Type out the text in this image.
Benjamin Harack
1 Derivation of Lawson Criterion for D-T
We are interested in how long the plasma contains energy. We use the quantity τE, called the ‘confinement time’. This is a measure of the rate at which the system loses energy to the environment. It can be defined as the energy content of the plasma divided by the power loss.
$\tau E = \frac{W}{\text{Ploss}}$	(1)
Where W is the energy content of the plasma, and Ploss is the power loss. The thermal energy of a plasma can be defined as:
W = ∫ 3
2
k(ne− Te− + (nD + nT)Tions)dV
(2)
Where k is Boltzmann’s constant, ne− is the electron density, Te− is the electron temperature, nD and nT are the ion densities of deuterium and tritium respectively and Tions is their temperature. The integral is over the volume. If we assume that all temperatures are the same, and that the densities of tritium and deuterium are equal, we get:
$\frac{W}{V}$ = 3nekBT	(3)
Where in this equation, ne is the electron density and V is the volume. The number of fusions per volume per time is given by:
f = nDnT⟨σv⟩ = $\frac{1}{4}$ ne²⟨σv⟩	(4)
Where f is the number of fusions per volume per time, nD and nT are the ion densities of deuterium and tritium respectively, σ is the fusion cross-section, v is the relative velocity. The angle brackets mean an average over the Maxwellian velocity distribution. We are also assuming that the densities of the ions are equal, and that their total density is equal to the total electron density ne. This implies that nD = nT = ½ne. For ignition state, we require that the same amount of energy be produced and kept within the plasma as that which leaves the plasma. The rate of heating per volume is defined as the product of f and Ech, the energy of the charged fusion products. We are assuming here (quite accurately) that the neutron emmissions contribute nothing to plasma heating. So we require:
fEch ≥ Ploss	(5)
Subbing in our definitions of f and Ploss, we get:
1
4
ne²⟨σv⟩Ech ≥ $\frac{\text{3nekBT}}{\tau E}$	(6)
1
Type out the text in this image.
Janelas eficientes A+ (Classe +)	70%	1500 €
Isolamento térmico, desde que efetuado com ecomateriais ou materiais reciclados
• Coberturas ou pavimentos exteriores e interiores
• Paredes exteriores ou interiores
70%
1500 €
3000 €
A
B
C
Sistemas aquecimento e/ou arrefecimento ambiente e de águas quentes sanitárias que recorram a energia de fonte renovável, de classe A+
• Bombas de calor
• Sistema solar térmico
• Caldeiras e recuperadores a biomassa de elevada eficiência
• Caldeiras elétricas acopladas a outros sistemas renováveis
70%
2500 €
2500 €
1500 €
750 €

#### STATED EXERCISE
Only lines with "number" are wanted here; list each of them.

#### THE COMPLETED TASK
Where in this equation, ne is the electron density and V is the volume. The number of fusions per volume per time is given by:
Where f is the number of fusions per volume per time, nD and nT are the ion densities of deuterium and tritium respectively, σ is the fusion cross-section, v is the relative velocity. The angle brackets mean an average over the Maxwellian velocity distribution. We are also assuming that the densities of the ions are equal, and that their total density is equal to the total electron density ne. This implies that nD = nT = ½ne. For ignition state, we require that the same amount of energy be produced and kept within the plasma as that which leaves the plasma. The rate of heating per volume is defined as the product of f and Ech, the energy of the charged fusion products. We are assuming here (quite accurately) that the neutron emmissions contribute nothing to plasma heating. So we require:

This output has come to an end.